Exercise material
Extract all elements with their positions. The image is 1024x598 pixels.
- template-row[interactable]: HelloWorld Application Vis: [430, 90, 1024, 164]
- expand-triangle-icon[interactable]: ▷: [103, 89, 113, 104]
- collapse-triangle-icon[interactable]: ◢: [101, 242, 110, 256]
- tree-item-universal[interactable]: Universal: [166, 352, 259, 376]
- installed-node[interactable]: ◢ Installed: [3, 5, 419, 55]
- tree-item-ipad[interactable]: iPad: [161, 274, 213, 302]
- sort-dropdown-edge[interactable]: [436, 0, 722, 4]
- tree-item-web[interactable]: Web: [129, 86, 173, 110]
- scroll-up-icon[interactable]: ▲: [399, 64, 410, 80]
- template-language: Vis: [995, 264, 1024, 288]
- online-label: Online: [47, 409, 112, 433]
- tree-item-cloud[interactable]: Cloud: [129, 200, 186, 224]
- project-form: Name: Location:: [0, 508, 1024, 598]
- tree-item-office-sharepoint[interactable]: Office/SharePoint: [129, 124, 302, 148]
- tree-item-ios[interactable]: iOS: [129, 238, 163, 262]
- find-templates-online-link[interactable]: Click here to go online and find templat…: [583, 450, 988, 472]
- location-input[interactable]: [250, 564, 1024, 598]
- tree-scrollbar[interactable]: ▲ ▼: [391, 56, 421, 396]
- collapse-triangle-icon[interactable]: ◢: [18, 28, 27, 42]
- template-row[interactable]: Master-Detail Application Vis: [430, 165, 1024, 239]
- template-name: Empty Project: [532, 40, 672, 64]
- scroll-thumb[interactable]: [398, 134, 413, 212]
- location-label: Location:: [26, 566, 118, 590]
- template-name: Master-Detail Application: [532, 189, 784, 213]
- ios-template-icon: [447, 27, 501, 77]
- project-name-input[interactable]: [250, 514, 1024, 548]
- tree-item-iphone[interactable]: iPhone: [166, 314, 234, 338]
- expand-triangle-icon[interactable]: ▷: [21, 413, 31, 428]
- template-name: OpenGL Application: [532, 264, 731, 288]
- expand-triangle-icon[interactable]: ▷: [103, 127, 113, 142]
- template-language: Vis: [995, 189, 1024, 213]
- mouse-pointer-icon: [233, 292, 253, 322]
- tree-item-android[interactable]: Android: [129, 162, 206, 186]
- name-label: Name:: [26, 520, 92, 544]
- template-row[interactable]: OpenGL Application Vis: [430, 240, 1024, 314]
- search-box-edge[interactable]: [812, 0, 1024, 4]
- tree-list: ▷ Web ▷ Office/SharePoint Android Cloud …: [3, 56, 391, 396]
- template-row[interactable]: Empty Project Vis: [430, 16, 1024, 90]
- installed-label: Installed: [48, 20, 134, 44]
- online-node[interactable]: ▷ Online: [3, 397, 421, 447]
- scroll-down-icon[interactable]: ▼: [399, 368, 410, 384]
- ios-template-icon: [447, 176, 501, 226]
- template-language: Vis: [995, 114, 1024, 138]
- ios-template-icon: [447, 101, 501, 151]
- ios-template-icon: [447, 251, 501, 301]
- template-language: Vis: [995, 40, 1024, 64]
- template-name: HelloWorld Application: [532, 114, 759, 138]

Goal
Copy every one of the lines above word for word, without changing anything.

Written solution
Extract all elements with their positions. The image is 1024x598 pixels.
- template-row[interactable]: HelloWorld Application Vis: [430, 90, 1024, 164]
- expand-triangle-icon[interactable]: ▷: [103, 89, 113, 104]
- collapse-triangle-icon[interactable]: ◢: [101, 242, 110, 256]
- tree-item-universal[interactable]: Universal: [166, 352, 259, 376]
- installed-node[interactable]: ◢ Installed: [3, 5, 419, 55]
- tree-item-ipad[interactable]: iPad: [161, 274, 213, 302]
- sort-dropdown-edge[interactable]: [436, 0, 722, 4]
- tree-item-web[interactable]: Web: [129, 86, 173, 110]
- scroll-up-icon[interactable]: ▲: [399, 64, 410, 80]
- template-language: Vis: [995, 264, 1024, 288]
- online-label: Online: [47, 409, 112, 433]
- tree-item-cloud[interactable]: Cloud: [129, 200, 186, 224]
- project-form: Name: Location:: [0, 508, 1024, 598]
- tree-item-office-sharepoint[interactable]: Office/SharePoint: [129, 124, 302, 148]
- tree-item-ios[interactable]: iOS: [129, 238, 163, 262]
- find-templates-online-link[interactable]: Click here to go online and find templat…: [583, 450, 988, 472]
- location-input[interactable]: [250, 564, 1024, 598]
- tree-scrollbar[interactable]: ▲ ▼: [391, 56, 421, 396]
- collapse-triangle-icon[interactable]: ◢: [18, 28, 27, 42]
- template-row[interactable]: Master-Detail Application Vis: [430, 165, 1024, 239]
- template-name: Empty Project: [532, 40, 672, 64]
- scroll-thumb[interactable]: [398, 134, 413, 212]
- location-label: Location:: [26, 566, 118, 590]
- template-name: Master-Detail Application: [532, 189, 784, 213]
- ios-template-icon: [447, 27, 501, 77]
- project-name-input[interactable]: [250, 514, 1024, 548]
- tree-item-iphone[interactable]: iPhone: [166, 314, 234, 338]
- expand-triangle-icon[interactable]: ▷: [21, 413, 31, 428]
- template-name: OpenGL Application: [532, 264, 731, 288]
- expand-triangle-icon[interactable]: ▷: [103, 127, 113, 142]
- template-language: Vis: [995, 189, 1024, 213]
- mouse-pointer-icon: [233, 292, 253, 322]
- tree-item-android[interactable]: Android: [129, 162, 206, 186]
- name-label: Name:: [26, 520, 92, 544]
- template-row[interactable]: OpenGL Application Vis: [430, 240, 1024, 314]
- search-box-edge[interactable]: [812, 0, 1024, 4]
- tree-list: ▷ Web ▷ Office/SharePoint Android Cloud …: [3, 56, 391, 396]
- template-row[interactable]: Empty Project Vis: [430, 16, 1024, 90]
- installed-label: Installed: [48, 20, 134, 44]
- online-node[interactable]: ▷ Online: [3, 397, 421, 447]
- scroll-down-icon[interactable]: ▼: [399, 368, 410, 384]
- ios-template-icon: [447, 176, 501, 226]
- template-language: Vis: [995, 114, 1024, 138]
- ios-template-icon: [447, 101, 501, 151]
- ios-template-icon: [447, 251, 501, 301]
- template-language: Vis: [995, 40, 1024, 64]
- template-name: HelloWorld Application: [532, 114, 759, 138]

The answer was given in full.